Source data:
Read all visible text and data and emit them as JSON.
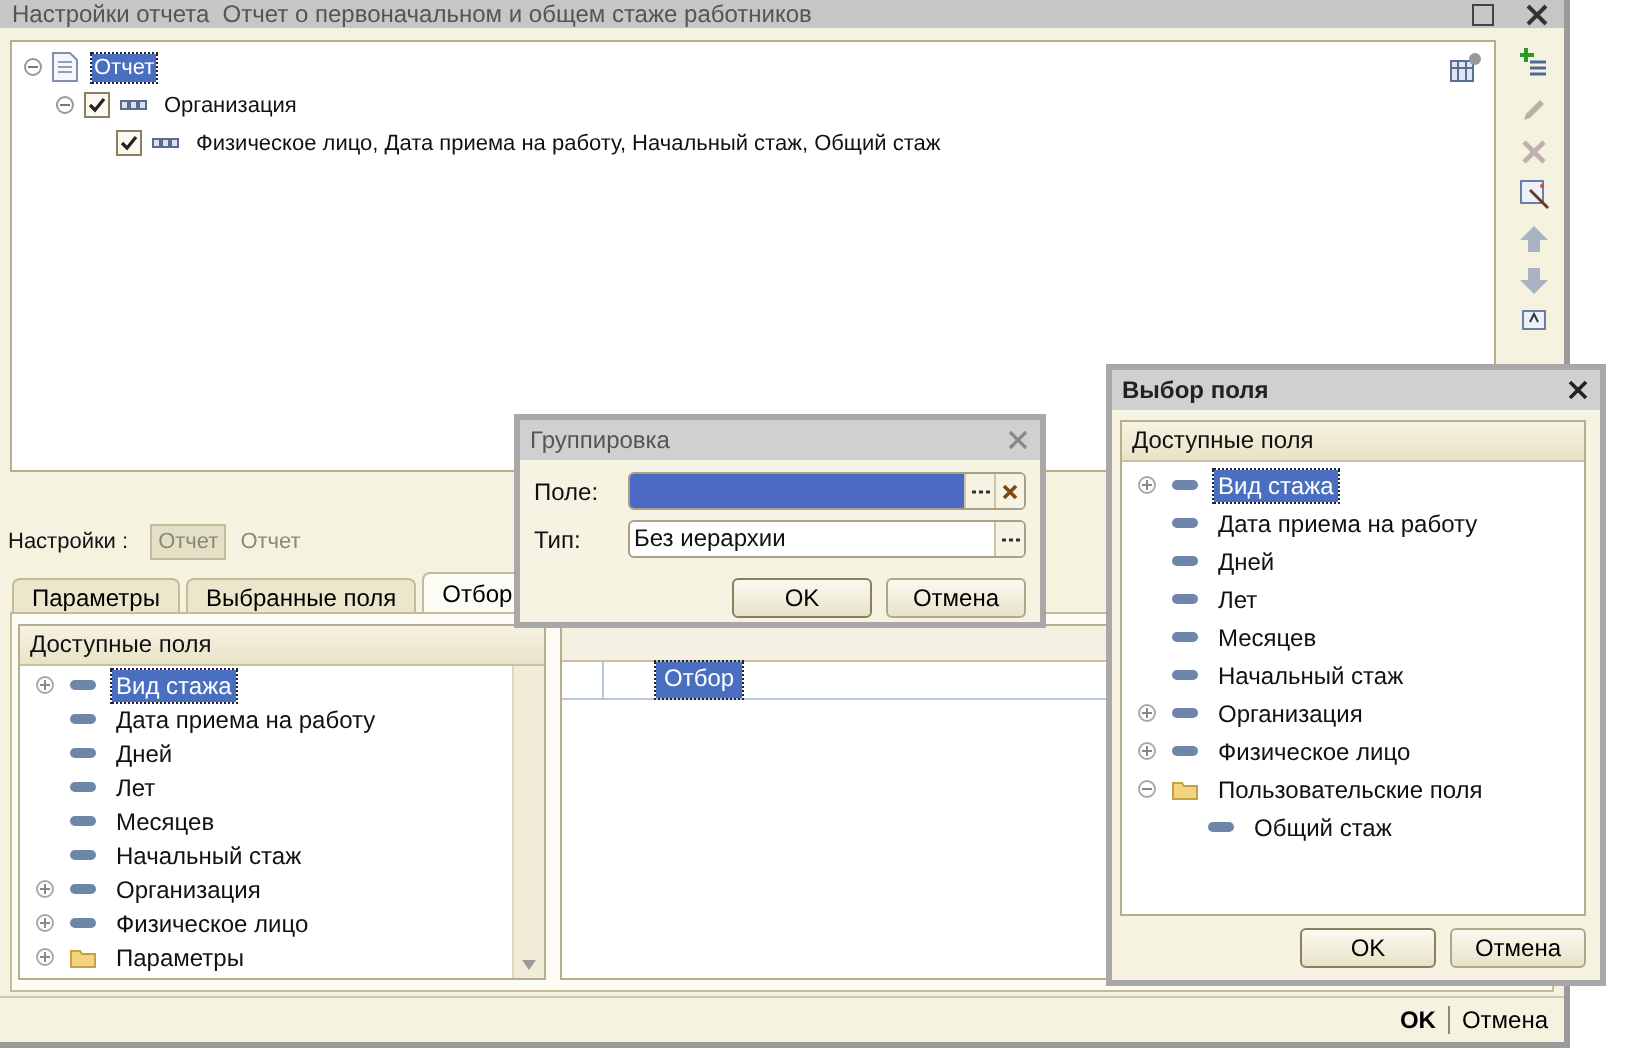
{
  "window": {
    "title": "Настройки отчета  Отчет о первоначальном и общем стаже работников"
  },
  "structure_tree": [
    {
      "label": "Отчет",
      "kind": "report",
      "expanded": true,
      "selected": true,
      "children": [
        {
          "label": "Организация",
          "kind": "grouping",
          "checked": true,
          "expanded": true,
          "selected": false,
          "children": [
            {
              "label": "Физическое лицо, Дата приема на работу, Начальный стаж, Общий стаж",
              "kind": "grouping",
              "checked": true,
              "selected": false
            }
          ]
        }
      ]
    }
  ],
  "settings": {
    "label": "Настройки :",
    "variants": [
      {
        "label": "Отчет",
        "selected": true
      },
      {
        "label": "Отчет",
        "selected": false
      }
    ]
  },
  "tabs": [
    {
      "label": "Параметры",
      "selected": false
    },
    {
      "label": "Выбранные поля",
      "selected": false
    },
    {
      "label": "Отбор",
      "selected": true
    }
  ],
  "available_fields": {
    "header": "Доступные поля",
    "items": [
      {
        "label": "Вид стажа",
        "kind": "field",
        "expanded": false,
        "selected": true
      },
      {
        "label": "Дата приема на работу",
        "kind": "field",
        "selected": false
      },
      {
        "label": "Дней",
        "kind": "field",
        "selected": false
      },
      {
        "label": "Лет",
        "kind": "field",
        "selected": false
      },
      {
        "label": "Месяцев",
        "kind": "field",
        "selected": false
      },
      {
        "label": "Начальный стаж",
        "kind": "field",
        "selected": false
      },
      {
        "label": "Организация",
        "kind": "field",
        "expanded": false,
        "selected": false
      },
      {
        "label": "Физическое лицо",
        "kind": "field",
        "expanded": false,
        "selected": false
      },
      {
        "label": "Параметры",
        "kind": "folder",
        "expanded": false,
        "selected": false
      }
    ]
  },
  "filter_table": {
    "rows": [
      {
        "label": "Отбор",
        "selected": true
      }
    ]
  },
  "buttons": [
    {
      "label": "OK",
      "default": true
    },
    {
      "label": "Отмена",
      "default": false
    }
  ],
  "grouping_dialog": {
    "title": "Группировка",
    "fields": [
      {
        "label": "Поле:",
        "selected": true,
        "clearable": true
      },
      {
        "label": "Тип:",
        "value": "Без иерархии",
        "selected": false,
        "clearable": false
      }
    ],
    "buttons": [
      {
        "label": "OK",
        "default": true
      },
      {
        "label": "Отмена",
        "default": false
      }
    ]
  },
  "field_dialog": {
    "title": "Выбор поля",
    "header": "Доступные поля",
    "items": [
      {
        "label": "Вид стажа",
        "kind": "field",
        "expanded": false,
        "selected": true
      },
      {
        "label": "Дата приема на работу",
        "kind": "field",
        "selected": false
      },
      {
        "label": "Дней",
        "kind": "field",
        "selected": false
      },
      {
        "label": "Лет",
        "kind": "field",
        "selected": false
      },
      {
        "label": "Месяцев",
        "kind": "field",
        "selected": false
      },
      {
        "label": "Начальный стаж",
        "kind": "field",
        "selected": false
      },
      {
        "label": "Организация",
        "kind": "field",
        "expanded": false,
        "selected": false
      },
      {
        "label": "Физическое лицо",
        "kind": "field",
        "expanded": false,
        "selected": false
      },
      {
        "label": "Пользовательские поля",
        "kind": "folder",
        "expanded": true,
        "selected": false,
        "children": [
          {
            "label": "Общий стаж",
            "kind": "field",
            "selected": false
          }
        ]
      }
    ],
    "buttons": [
      {
        "label": "OK",
        "default": true
      },
      {
        "label": "Отмена",
        "default": false
      }
    ]
  }
}
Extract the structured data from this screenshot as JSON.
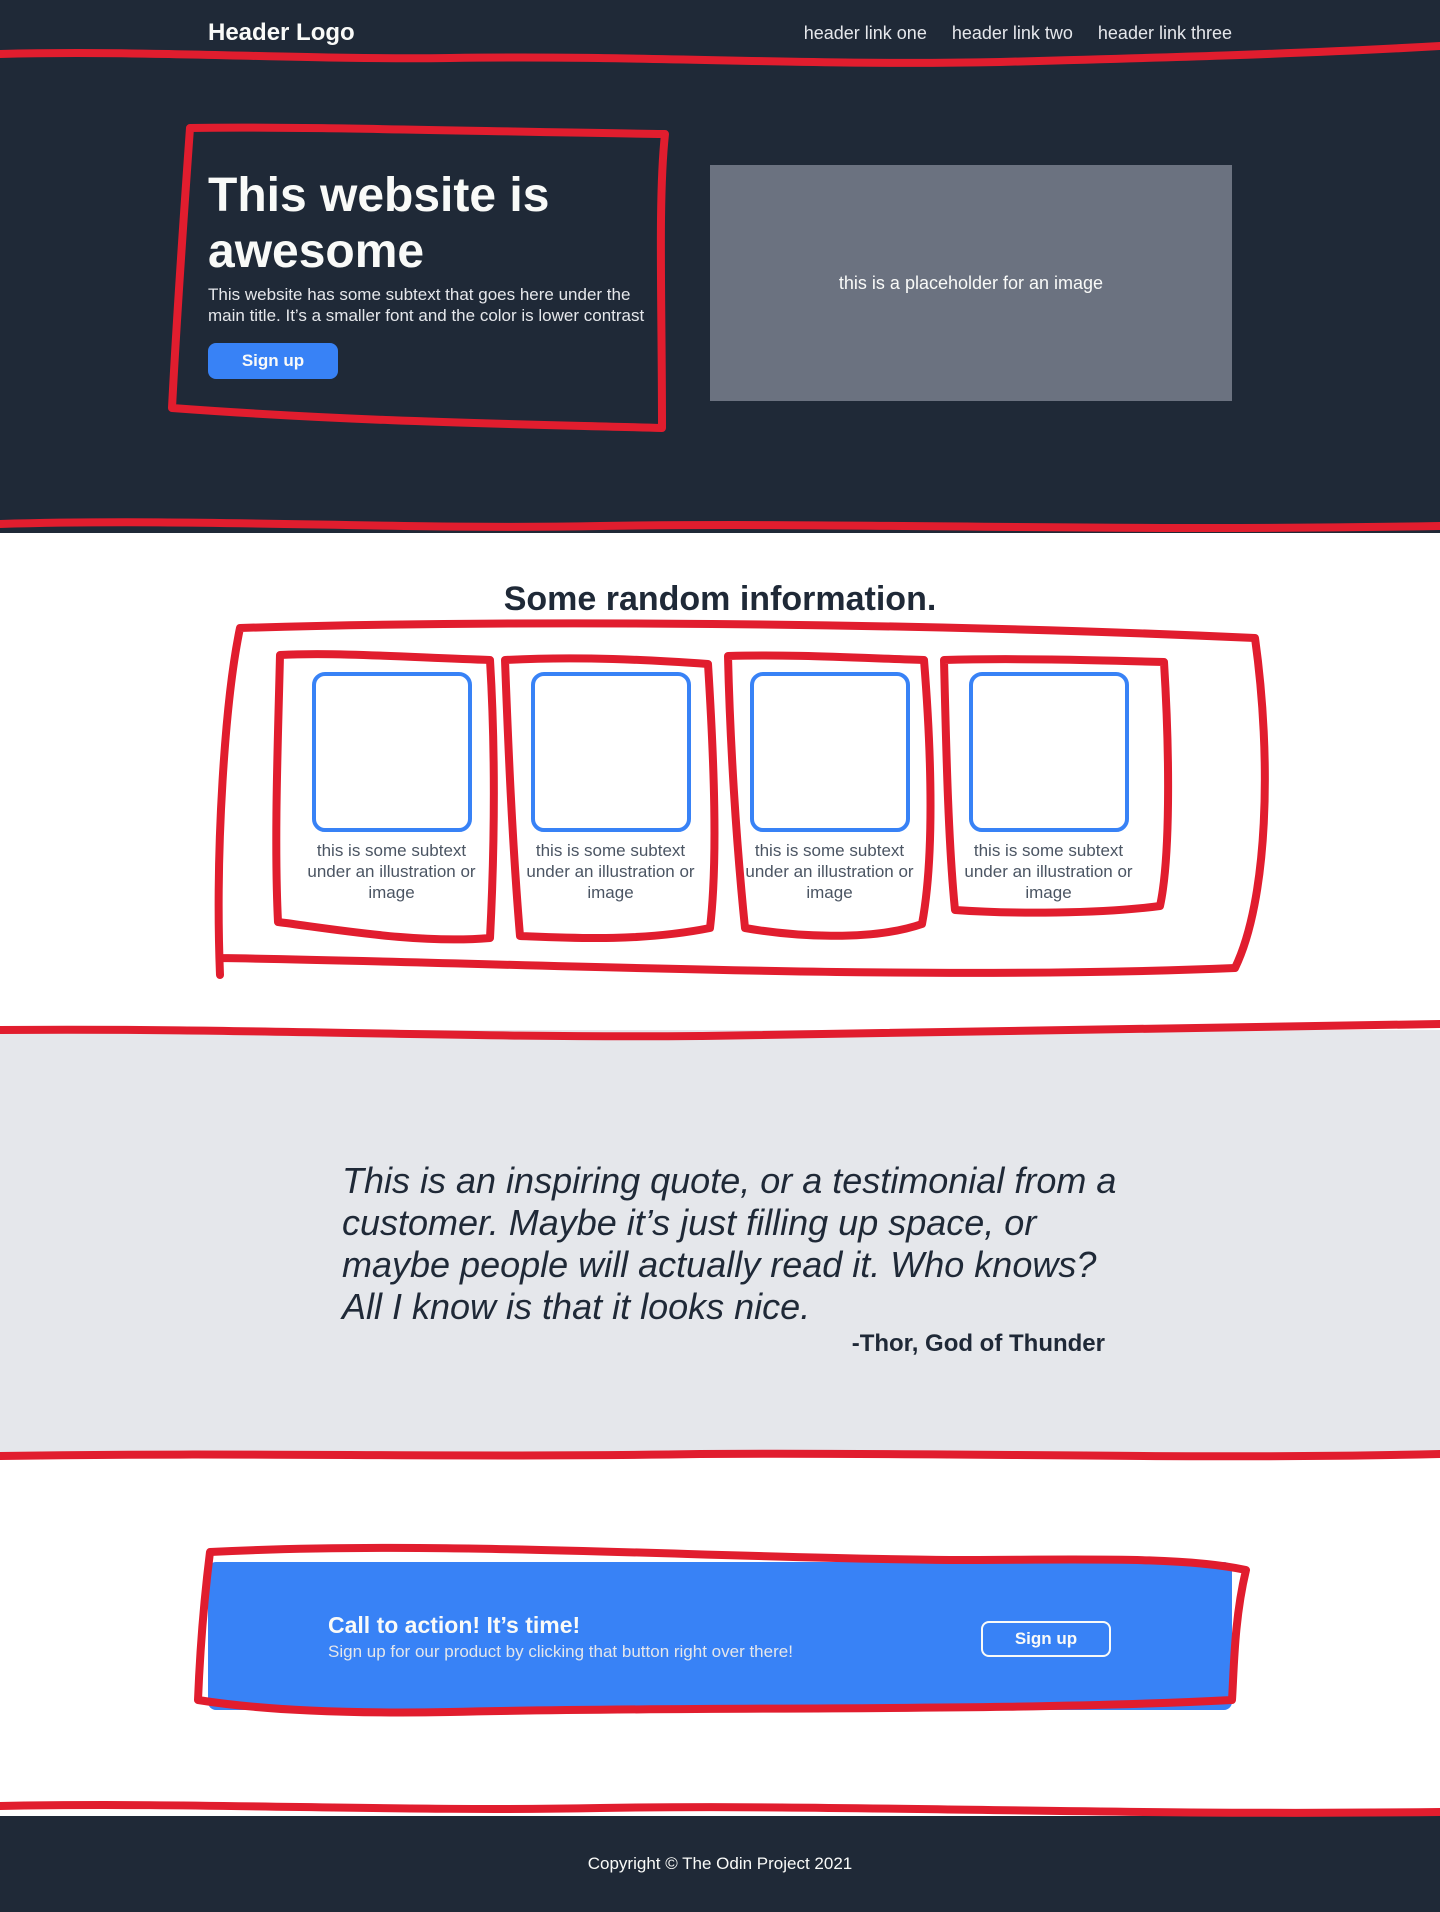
{
  "header": {
    "logo": "Header Logo",
    "links": [
      "header link one",
      "header link two",
      "header link three"
    ]
  },
  "hero": {
    "title": "This website is awesome",
    "subtext": "This website has some subtext that goes here under the main title.  It’s a smaller font and the color is lower contrast",
    "button": "Sign up",
    "image_placeholder": "this is a placeholder for an image"
  },
  "info": {
    "title": "Some random information.",
    "cards": [
      {
        "text": "this is some subtext under an illustration or image"
      },
      {
        "text": "this is some subtext under an illustration or image"
      },
      {
        "text": "this is some subtext under an illustration or image"
      },
      {
        "text": "this is some subtext under an illustration or image"
      }
    ]
  },
  "quote": {
    "text": "This is an inspiring quote, or a testimonial from a customer.  Maybe it’s just filling up space, or maybe people will actually read it. Who knows?  All I know is that it looks nice.",
    "author": "-Thor, God of Thunder"
  },
  "cta": {
    "title": "Call to action! It’s time!",
    "subtext": "Sign up for our product by clicking that button right over there!",
    "button": "Sign up"
  },
  "footer": {
    "text": "Copyright  ©  The Odin Project 2021"
  },
  "colors": {
    "dark": "#1f2937",
    "accent_blue": "#3882f6",
    "light_gray": "#e5e7eb",
    "placeholder_gray": "#6b7280",
    "annotation_red": "#e11d2e"
  }
}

Exercise:
Give back every line exactly as it stands, pictures excluded.

Expected answer:
Read all visible text and data and emit them as JSON.
{
  "window": {
    "title": "Настройки отчета  Отчет о первоначальном и общем стаже работников"
  },
  "structure_tree": [
    {
      "label": "Отчет",
      "kind": "report",
      "expanded": true,
      "selected": true,
      "children": [
        {
          "label": "Организация",
          "kind": "grouping",
          "checked": true,
          "expanded": true,
          "selected": false,
          "children": [
            {
              "label": "Физическое лицо, Дата приема на работу, Начальный стаж, Общий стаж",
              "kind": "grouping",
              "checked": true,
              "selected": false
            }
          ]
        }
      ]
    }
  ],
  "settings": {
    "label": "Настройки :",
    "variants": [
      {
        "label": "Отчет",
        "selected": true
      },
      {
        "label": "Отчет",
        "selected": false
      }
    ]
  },
  "tabs": [
    {
      "label": "Параметры",
      "selected": false
    },
    {
      "label": "Выбранные поля",
      "selected": false
    },
    {
      "label": "Отбор",
      "selected": true
    }
  ],
  "available_fields": {
    "header": "Доступные поля",
    "items": [
      {
        "label": "Вид стажа",
        "kind": "field",
        "expanded": false,
        "selected": true
      },
      {
        "label": "Дата приема на работу",
        "kind": "field",
        "selected": false
      },
      {
        "label": "Дней",
        "kind": "field",
        "selected": false
      },
      {
        "label": "Лет",
        "kind": "field",
        "selected": false
      },
      {
        "label": "Месяцев",
        "kind": "field",
        "selected": false
      },
      {
        "label": "Начальный стаж",
        "kind": "field",
        "selected": false
      },
      {
        "label": "Организация",
        "kind": "field",
        "expanded": false,
        "selected": false
      },
      {
        "label": "Физическое лицо",
        "kind": "field",
        "expanded": false,
        "selected": false
      },
      {
        "label": "Параметры",
        "kind": "folder",
        "expanded": false,
        "selected": false
      }
    ]
  },
  "filter_table": {
    "rows": [
      {
        "label": "Отбор",
        "selected": true
      }
    ]
  },
  "buttons": [
    {
      "label": "OK",
      "default": true
    },
    {
      "label": "Отмена",
      "default": false
    }
  ],
  "grouping_dialog": {
    "title": "Группировка",
    "fields": [
      {
        "label": "Поле:",
        "selected": true,
        "clearable": true
      },
      {
        "label": "Тип:",
        "value": "Без иерархии",
        "selected": false,
        "clearable": false
      }
    ],
    "buttons": [
      {
        "label": "OK",
        "default": true
      },
      {
        "label": "Отмена",
        "default": false
      }
    ]
  },
  "field_dialog": {
    "title": "Выбор поля",
    "header": "Доступные поля",
    "items": [
      {
        "label": "Вид стажа",
        "kind": "field",
        "expanded": false,
        "selected": true
      },
      {
        "label": "Дата приема на работу",
        "kind": "field",
        "selected": false
      },
      {
        "label": "Дней",
        "kind": "field",
        "selected": false
      },
      {
        "label": "Лет",
        "kind": "field",
        "selected": false
      },
      {
        "label": "Месяцев",
        "kind": "field",
        "selected": false
      },
      {
        "label": "Начальный стаж",
        "kind": "field",
        "selected": false
      },
      {
        "label": "Организация",
        "kind": "field",
        "expanded": false,
        "selected": false
      },
      {
        "label": "Физическое лицо",
        "kind": "field",
        "expanded": false,
        "selected": false
      },
      {
        "label": "Пользовательские поля",
        "kind": "folder",
        "expanded": true,
        "selected": false,
        "children": [
          {
            "label": "Общий стаж",
            "kind": "field",
            "selected": false
          }
        ]
      }
    ],
    "buttons": [
      {
        "label": "OK",
        "default": true
      },
      {
        "label": "Отмена",
        "default": false
      }
    ]
  }
}
Extract the structured data from this screenshot as JSON.
{
  "header": {
    "logo": "Header Logo",
    "links": [
      "header link one",
      "header link two",
      "header link three"
    ]
  },
  "hero": {
    "title": "This website is awesome",
    "subtext": "This website has some subtext that goes here under the main title.  It’s a smaller font and the color is lower contrast",
    "button": "Sign up",
    "image_placeholder": "this is a placeholder for an image"
  },
  "info": {
    "title": "Some random information.",
    "cards": [
      {
        "text": "this is some subtext under an illustration or image"
      },
      {
        "text": "this is some subtext under an illustration or image"
      },
      {
        "text": "this is some subtext under an illustration or image"
      },
      {
        "text": "this is some subtext under an illustration or image"
      }
    ]
  },
  "quote": {
    "text": "This is an inspiring quote, or a testimonial from a customer.  Maybe it’s just filling up space, or maybe people will actually read it. Who knows?  All I know is that it looks nice.",
    "author": "-Thor, God of Thunder"
  },
  "cta": {
    "title": "Call to action! It’s time!",
    "subtext": "Sign up for our product by clicking that button right over there!",
    "button": "Sign up"
  },
  "footer": {
    "text": "Copyright  ©  The Odin Project 2021"
  },
  "colors": {
    "dark": "#1f2937",
    "accent_blue": "#3882f6",
    "light_gray": "#e5e7eb",
    "placeholder_gray": "#6b7280",
    "annotation_red": "#e11d2e"
  }
}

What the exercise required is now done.